Dataset listings of figures:
** START **

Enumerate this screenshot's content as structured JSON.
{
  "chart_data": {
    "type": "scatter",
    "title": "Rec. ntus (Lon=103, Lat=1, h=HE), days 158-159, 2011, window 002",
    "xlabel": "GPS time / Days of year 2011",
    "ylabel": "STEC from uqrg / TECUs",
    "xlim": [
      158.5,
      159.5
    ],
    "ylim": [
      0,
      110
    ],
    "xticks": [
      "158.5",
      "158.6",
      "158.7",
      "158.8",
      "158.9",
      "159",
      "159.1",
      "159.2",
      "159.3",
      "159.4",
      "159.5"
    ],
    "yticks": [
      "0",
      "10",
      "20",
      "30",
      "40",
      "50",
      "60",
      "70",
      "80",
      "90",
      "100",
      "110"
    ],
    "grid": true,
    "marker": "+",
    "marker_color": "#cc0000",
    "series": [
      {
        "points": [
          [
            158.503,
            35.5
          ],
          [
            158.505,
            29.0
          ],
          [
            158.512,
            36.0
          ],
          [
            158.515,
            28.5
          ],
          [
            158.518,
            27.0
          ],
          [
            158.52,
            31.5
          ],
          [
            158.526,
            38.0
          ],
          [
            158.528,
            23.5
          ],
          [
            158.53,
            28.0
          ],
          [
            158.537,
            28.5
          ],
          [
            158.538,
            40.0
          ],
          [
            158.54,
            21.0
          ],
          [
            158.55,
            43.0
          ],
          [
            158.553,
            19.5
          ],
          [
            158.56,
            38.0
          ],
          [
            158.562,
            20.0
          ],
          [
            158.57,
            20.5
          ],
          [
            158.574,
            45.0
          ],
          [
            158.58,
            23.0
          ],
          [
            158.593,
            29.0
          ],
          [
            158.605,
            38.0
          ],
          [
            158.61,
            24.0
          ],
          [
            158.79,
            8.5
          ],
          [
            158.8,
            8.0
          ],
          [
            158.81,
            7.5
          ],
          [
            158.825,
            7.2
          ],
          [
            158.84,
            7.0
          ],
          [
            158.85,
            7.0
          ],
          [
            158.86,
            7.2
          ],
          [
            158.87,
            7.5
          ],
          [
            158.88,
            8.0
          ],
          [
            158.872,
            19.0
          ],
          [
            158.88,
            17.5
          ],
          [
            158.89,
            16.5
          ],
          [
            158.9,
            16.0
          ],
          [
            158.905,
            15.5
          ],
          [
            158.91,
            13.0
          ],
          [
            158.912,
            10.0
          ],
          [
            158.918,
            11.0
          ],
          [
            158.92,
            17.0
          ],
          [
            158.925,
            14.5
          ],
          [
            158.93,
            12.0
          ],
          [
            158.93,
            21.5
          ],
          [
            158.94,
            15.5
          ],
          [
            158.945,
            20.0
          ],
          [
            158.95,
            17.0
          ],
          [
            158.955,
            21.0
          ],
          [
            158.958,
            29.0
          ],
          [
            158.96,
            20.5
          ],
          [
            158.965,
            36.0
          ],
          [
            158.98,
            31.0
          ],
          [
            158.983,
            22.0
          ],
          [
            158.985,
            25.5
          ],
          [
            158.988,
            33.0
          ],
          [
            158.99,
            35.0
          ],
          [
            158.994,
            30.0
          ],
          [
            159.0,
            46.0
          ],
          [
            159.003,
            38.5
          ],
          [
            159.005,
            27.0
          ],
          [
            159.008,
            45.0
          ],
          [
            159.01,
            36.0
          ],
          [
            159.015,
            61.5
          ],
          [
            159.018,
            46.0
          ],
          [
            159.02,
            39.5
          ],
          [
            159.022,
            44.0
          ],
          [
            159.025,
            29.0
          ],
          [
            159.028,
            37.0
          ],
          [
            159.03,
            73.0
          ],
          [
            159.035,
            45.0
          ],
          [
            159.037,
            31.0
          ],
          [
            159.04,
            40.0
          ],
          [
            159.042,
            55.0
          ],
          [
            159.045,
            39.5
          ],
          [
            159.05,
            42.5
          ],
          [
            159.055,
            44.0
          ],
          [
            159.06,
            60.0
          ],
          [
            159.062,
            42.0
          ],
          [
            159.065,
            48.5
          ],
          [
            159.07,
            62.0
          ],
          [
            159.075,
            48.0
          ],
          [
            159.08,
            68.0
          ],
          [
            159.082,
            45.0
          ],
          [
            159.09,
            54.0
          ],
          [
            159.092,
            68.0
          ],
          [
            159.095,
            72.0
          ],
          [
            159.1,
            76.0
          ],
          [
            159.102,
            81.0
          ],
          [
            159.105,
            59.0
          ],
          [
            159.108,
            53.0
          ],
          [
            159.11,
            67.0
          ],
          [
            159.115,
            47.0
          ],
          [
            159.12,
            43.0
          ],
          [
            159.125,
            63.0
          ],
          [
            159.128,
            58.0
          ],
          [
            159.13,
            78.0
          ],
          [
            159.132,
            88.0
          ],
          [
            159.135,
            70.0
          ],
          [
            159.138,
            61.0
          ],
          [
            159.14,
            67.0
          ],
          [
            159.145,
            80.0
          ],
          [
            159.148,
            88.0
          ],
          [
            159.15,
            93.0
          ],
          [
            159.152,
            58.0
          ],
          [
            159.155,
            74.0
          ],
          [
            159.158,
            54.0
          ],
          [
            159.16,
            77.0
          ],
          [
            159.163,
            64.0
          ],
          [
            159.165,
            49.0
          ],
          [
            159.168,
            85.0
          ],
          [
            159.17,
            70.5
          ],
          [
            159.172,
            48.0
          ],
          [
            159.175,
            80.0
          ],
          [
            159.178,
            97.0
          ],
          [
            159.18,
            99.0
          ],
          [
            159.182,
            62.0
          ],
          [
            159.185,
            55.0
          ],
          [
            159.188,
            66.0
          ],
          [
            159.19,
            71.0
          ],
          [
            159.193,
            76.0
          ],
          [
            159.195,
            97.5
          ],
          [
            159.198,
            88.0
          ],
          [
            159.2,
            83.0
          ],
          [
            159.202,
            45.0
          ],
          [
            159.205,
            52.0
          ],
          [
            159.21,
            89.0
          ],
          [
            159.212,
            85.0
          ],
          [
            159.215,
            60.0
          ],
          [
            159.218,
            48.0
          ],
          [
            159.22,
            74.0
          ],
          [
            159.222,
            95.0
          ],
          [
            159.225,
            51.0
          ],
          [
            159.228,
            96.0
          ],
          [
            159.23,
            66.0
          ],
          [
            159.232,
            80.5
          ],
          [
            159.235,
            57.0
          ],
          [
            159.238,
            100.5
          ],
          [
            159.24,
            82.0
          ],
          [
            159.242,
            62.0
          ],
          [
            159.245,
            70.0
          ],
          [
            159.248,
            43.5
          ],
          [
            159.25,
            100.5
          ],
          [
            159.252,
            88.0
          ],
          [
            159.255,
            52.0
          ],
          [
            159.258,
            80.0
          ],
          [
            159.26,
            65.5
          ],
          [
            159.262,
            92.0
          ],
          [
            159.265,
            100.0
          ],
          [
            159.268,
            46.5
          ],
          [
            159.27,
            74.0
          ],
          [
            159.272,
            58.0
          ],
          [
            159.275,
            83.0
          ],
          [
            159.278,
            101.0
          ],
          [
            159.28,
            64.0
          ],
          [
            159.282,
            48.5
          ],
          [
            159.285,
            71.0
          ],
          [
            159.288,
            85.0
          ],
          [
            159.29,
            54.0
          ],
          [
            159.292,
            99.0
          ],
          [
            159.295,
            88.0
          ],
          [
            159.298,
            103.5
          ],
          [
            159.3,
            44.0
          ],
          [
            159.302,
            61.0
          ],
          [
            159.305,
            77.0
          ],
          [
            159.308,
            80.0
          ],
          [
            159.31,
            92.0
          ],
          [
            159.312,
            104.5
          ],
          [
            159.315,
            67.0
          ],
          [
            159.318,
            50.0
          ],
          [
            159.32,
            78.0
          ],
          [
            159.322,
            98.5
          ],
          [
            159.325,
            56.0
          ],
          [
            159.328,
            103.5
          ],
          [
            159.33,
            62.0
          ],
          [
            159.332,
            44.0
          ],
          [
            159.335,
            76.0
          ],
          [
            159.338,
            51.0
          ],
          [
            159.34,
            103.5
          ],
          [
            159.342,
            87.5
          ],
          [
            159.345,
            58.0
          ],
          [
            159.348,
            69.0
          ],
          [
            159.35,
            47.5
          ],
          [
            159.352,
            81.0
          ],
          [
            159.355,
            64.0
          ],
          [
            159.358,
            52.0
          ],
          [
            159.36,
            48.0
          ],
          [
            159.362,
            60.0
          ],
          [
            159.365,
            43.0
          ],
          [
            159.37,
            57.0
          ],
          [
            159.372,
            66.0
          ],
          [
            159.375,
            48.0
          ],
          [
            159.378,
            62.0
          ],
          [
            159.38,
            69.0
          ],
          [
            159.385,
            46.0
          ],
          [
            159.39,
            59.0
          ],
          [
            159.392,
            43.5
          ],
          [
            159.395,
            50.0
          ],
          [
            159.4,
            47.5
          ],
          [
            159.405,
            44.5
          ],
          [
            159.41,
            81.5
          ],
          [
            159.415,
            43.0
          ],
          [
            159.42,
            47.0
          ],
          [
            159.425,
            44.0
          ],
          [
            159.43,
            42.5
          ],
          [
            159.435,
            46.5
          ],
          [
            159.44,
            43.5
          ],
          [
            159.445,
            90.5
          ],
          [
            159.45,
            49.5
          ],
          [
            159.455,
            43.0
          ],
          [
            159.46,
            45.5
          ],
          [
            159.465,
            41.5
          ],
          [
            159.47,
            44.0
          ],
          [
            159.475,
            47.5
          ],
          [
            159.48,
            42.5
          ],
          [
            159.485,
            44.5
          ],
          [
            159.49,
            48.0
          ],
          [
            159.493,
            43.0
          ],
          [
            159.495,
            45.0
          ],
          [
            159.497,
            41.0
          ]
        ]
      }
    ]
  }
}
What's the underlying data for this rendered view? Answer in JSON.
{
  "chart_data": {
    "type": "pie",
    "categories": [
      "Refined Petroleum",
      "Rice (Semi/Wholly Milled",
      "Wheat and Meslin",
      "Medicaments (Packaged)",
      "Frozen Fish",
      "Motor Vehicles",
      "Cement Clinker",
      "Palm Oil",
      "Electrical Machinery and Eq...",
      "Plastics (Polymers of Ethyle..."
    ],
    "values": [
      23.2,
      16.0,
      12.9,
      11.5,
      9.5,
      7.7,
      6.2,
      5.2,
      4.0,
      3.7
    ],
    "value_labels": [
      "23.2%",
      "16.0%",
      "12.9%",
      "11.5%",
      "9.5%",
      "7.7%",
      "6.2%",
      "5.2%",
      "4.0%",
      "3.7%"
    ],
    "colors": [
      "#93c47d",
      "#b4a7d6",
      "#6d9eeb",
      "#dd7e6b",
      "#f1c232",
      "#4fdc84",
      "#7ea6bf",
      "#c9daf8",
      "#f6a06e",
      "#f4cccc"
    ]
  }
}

** END **

→ Aim: From the line containing "What's the underlying" through the final line of the listing above, retype every line exactly; leave out everything else.

→ Reply:
What's the underlying data for this rendered view? Answer in JSON.
{
  "chart_data": {
    "type": "pie",
    "categories": [
      "Refined Petroleum",
      "Rice (Semi/Wholly Milled",
      "Wheat and Meslin",
      "Medicaments (Packaged)",
      "Frozen Fish",
      "Motor Vehicles",
      "Cement Clinker",
      "Palm Oil",
      "Electrical Machinery and Eq...",
      "Plastics (Polymers of Ethyle..."
    ],
    "values": [
      23.2,
      16.0,
      12.9,
      11.5,
      9.5,
      7.7,
      6.2,
      5.2,
      4.0,
      3.7
    ],
    "value_labels": [
      "23.2%",
      "16.0%",
      "12.9%",
      "11.5%",
      "9.5%",
      "7.7%",
      "6.2%",
      "5.2%",
      "4.0%",
      "3.7%"
    ],
    "colors": [
      "#93c47d",
      "#b4a7d6",
      "#6d9eeb",
      "#dd7e6b",
      "#f1c232",
      "#4fdc84",
      "#7ea6bf",
      "#c9daf8",
      "#f6a06e",
      "#f4cccc"
    ]
  }
}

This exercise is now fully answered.